• Exercise
Count the lines containing "Notenkategorie" in the entries underneath, and state that count without anything else.

— start Task data —

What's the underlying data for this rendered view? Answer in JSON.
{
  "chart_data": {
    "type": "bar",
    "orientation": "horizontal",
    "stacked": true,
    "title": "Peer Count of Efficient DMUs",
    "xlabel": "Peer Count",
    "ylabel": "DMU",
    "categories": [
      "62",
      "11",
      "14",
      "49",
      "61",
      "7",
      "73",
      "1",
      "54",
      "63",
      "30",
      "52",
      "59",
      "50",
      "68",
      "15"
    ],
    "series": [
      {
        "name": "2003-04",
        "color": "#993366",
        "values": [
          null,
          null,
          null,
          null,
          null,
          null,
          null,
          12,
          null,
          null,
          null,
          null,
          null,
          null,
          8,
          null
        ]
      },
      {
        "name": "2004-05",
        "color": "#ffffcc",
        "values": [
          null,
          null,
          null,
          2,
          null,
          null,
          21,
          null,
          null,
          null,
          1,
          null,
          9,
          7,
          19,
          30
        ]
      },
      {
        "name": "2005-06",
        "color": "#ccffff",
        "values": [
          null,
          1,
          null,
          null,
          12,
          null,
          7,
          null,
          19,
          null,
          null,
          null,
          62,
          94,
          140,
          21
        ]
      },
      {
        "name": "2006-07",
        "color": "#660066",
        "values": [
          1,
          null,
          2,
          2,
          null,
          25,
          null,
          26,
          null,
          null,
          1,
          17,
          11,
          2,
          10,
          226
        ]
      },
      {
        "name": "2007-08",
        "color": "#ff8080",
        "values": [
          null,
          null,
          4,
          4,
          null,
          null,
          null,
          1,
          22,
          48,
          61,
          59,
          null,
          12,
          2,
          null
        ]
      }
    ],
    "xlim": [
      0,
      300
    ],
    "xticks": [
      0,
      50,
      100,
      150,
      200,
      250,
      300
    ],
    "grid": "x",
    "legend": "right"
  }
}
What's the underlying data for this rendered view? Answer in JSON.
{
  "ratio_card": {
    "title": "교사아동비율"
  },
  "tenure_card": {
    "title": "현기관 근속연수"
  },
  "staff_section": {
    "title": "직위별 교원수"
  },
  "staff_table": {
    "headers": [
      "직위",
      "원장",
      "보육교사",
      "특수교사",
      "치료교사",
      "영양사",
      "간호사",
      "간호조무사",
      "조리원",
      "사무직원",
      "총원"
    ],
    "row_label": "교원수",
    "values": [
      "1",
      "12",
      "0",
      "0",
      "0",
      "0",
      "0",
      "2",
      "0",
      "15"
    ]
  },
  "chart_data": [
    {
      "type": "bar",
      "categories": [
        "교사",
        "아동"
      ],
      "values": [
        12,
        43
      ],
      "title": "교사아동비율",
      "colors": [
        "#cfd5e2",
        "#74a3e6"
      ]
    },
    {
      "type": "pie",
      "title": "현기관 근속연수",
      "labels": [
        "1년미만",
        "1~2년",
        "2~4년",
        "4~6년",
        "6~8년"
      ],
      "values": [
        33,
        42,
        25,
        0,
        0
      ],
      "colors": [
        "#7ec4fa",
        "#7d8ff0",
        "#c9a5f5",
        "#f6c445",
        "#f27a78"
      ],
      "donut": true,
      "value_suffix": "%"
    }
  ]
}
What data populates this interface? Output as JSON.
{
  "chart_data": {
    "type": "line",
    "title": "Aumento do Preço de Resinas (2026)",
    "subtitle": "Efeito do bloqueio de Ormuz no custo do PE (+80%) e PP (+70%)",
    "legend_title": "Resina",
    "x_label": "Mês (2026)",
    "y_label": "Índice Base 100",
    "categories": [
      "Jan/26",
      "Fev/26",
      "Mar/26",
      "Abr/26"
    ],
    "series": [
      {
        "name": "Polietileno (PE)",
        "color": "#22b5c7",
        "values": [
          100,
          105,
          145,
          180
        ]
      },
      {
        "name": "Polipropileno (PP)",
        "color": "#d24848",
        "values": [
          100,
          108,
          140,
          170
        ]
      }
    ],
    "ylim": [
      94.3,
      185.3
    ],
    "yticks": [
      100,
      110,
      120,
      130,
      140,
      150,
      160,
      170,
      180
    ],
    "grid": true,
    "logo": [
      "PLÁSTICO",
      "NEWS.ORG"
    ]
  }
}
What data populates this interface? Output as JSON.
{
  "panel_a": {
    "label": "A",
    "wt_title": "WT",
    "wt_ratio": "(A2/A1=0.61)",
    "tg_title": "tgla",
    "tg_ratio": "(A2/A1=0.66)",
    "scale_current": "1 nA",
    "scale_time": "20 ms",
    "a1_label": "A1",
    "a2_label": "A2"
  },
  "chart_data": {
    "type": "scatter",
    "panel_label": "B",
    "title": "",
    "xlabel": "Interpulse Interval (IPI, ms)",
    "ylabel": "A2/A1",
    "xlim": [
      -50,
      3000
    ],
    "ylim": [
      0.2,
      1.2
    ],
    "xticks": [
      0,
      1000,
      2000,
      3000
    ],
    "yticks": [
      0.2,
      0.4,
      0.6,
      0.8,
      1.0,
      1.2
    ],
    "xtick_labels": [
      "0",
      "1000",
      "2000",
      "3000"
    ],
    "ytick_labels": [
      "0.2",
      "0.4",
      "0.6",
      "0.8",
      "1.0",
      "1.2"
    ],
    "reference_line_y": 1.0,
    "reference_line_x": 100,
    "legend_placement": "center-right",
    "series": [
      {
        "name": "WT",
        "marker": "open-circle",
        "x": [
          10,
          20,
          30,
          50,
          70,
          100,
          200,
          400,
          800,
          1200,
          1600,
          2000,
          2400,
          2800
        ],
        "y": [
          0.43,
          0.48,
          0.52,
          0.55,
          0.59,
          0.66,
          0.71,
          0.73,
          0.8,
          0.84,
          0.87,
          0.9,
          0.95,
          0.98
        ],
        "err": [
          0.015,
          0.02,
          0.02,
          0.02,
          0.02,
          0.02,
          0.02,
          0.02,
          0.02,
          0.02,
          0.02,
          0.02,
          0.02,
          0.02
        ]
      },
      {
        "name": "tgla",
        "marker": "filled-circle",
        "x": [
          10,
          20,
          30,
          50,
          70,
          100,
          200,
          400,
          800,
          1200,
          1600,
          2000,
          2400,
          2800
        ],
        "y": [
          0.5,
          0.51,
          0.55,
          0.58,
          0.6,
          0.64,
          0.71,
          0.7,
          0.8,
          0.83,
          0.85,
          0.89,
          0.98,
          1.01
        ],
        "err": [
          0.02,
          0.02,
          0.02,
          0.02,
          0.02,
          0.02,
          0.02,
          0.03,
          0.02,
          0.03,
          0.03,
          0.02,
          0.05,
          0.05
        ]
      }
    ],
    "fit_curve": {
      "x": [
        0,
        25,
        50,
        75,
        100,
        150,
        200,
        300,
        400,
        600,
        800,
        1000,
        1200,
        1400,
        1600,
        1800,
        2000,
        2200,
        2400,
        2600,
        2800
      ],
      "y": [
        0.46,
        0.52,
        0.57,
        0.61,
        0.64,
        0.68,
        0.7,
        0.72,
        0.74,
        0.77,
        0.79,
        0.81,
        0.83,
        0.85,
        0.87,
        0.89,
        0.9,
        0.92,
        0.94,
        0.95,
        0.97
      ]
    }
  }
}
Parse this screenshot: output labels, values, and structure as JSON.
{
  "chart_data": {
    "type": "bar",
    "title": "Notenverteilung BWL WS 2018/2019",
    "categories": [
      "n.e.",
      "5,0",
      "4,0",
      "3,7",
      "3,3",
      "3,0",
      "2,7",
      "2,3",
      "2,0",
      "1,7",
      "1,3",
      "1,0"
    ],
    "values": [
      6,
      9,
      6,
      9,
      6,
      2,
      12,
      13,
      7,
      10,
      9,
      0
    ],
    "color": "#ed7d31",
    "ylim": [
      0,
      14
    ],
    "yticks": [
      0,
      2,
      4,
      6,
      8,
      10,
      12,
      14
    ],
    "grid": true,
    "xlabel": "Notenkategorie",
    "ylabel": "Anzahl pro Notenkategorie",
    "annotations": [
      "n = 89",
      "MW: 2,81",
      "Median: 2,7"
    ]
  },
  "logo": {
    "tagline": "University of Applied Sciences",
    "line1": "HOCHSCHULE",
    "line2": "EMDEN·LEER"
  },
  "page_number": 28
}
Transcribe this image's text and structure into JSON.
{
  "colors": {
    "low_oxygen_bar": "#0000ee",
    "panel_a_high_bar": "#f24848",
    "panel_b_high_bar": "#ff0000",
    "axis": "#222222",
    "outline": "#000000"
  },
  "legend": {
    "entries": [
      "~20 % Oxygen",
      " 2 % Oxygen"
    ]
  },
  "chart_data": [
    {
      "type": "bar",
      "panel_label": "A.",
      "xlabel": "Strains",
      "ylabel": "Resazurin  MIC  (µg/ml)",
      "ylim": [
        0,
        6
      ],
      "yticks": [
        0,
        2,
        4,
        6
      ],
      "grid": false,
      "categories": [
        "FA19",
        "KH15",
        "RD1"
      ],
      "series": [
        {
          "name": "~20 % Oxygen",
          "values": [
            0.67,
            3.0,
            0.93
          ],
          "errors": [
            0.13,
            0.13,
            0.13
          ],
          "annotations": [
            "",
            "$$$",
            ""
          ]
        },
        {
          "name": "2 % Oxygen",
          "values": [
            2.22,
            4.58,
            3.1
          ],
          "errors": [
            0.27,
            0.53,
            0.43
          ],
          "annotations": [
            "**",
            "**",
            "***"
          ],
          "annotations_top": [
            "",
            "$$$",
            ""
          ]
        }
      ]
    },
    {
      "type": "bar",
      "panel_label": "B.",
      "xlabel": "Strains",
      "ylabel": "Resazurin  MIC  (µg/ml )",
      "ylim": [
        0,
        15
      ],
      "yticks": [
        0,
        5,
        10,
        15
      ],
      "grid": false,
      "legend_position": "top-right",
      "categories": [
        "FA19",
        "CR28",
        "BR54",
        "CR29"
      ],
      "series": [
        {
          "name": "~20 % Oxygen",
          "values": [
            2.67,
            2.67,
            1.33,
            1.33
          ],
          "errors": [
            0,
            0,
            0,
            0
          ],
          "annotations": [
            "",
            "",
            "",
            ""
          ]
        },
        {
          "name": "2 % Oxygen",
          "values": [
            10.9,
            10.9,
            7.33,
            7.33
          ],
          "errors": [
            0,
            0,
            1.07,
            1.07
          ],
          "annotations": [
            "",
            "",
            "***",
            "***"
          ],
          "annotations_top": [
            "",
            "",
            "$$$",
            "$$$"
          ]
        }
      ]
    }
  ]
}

— end Task data —

• Full output
2